[Task statement] Which lines include the word "vous"? Copy each of them.

[Extracted material]
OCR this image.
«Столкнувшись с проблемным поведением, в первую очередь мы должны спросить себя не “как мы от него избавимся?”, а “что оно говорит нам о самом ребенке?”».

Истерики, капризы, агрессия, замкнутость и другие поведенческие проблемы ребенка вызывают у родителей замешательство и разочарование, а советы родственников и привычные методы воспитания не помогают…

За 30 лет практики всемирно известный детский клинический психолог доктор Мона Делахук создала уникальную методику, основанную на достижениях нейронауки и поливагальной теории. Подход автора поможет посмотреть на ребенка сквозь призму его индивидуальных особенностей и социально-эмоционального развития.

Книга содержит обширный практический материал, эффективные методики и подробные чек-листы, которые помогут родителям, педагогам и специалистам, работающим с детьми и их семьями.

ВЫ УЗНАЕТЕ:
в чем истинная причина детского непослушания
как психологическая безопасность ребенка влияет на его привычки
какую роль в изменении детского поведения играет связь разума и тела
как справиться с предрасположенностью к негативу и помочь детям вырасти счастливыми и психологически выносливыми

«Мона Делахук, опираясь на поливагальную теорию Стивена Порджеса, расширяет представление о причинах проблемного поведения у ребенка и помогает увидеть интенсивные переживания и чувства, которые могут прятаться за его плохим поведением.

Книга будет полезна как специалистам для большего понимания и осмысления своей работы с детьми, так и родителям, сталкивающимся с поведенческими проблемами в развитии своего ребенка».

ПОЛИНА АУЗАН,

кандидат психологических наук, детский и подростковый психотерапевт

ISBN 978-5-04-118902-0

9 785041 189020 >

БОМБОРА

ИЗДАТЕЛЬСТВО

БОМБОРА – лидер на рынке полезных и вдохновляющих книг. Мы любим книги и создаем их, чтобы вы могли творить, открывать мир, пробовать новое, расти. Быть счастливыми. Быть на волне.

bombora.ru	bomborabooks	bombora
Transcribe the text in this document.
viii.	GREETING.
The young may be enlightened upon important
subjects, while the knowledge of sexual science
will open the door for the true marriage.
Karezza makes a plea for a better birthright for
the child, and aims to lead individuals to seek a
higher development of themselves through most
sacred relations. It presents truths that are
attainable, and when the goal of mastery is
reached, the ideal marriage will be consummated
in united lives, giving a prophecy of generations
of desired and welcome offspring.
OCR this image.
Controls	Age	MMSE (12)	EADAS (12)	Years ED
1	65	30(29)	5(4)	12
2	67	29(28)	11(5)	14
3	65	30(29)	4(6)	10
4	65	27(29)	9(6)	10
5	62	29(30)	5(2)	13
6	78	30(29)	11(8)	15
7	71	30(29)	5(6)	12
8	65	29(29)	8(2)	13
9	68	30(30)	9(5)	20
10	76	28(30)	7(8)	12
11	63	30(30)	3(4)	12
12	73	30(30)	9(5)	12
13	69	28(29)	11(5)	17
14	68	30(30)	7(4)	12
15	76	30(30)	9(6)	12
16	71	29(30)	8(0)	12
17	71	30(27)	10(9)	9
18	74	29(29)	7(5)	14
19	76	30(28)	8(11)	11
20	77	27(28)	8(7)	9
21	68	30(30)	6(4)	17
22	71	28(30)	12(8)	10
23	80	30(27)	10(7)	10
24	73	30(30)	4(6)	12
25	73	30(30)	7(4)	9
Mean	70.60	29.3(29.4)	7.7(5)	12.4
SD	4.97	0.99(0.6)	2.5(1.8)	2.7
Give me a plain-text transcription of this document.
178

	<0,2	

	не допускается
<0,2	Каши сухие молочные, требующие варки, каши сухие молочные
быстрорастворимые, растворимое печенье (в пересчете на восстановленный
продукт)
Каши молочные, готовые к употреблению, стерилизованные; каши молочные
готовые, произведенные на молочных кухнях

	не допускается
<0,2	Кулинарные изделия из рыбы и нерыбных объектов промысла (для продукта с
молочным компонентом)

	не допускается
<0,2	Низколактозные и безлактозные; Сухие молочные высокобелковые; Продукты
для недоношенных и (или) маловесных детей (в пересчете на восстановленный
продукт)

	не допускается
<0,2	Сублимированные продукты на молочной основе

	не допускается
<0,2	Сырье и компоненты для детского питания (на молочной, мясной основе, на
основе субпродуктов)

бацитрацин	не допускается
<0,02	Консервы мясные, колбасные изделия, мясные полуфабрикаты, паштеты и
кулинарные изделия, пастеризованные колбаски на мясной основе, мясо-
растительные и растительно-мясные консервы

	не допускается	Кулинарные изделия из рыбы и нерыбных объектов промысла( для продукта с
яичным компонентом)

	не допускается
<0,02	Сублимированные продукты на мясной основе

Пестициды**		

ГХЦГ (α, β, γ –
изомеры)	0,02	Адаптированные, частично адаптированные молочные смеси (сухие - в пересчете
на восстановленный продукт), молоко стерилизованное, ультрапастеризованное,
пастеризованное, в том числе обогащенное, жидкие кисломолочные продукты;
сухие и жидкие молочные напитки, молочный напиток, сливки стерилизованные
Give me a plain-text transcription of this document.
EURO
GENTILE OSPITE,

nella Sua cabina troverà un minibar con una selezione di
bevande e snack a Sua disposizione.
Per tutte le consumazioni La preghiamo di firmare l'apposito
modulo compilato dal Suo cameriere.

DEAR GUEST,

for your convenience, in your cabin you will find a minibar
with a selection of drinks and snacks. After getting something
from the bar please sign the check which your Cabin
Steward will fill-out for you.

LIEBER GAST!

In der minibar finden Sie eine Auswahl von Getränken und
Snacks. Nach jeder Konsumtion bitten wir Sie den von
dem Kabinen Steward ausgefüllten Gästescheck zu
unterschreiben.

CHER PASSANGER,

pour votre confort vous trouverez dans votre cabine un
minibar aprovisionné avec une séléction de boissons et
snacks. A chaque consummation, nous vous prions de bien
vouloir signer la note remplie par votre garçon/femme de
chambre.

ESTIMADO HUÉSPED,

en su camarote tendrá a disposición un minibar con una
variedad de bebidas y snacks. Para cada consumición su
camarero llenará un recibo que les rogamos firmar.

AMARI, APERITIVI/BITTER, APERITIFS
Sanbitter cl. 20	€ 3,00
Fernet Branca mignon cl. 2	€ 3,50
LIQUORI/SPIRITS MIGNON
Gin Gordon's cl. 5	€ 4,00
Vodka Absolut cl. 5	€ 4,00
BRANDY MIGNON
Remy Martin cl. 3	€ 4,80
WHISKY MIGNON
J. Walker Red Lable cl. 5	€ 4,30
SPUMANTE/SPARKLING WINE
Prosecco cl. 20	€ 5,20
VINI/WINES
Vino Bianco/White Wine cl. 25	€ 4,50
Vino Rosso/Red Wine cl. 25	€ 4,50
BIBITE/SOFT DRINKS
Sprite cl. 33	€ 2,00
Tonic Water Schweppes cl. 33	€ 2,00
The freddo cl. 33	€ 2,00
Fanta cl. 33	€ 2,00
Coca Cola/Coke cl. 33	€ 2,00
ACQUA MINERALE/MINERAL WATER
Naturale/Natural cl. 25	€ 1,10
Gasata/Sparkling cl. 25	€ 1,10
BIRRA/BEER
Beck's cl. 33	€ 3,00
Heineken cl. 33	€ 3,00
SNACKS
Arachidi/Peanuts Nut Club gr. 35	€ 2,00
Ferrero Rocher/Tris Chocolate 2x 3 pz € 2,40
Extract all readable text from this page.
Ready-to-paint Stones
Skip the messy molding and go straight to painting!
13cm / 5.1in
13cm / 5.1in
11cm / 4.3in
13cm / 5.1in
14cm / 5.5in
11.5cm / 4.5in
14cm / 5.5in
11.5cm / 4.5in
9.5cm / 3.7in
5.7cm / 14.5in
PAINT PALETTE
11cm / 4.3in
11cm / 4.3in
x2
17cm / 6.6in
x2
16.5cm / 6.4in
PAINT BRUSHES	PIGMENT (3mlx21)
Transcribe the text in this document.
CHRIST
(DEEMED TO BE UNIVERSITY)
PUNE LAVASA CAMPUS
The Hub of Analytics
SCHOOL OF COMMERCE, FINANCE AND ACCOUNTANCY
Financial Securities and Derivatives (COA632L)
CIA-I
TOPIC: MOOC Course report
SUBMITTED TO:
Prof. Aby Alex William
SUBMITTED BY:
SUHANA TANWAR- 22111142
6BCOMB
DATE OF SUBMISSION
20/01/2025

[Result of this exercise]
pour votre confort vous trouverez dans votre cabine un
snacks. A chaque consummation, nous vous prions de bien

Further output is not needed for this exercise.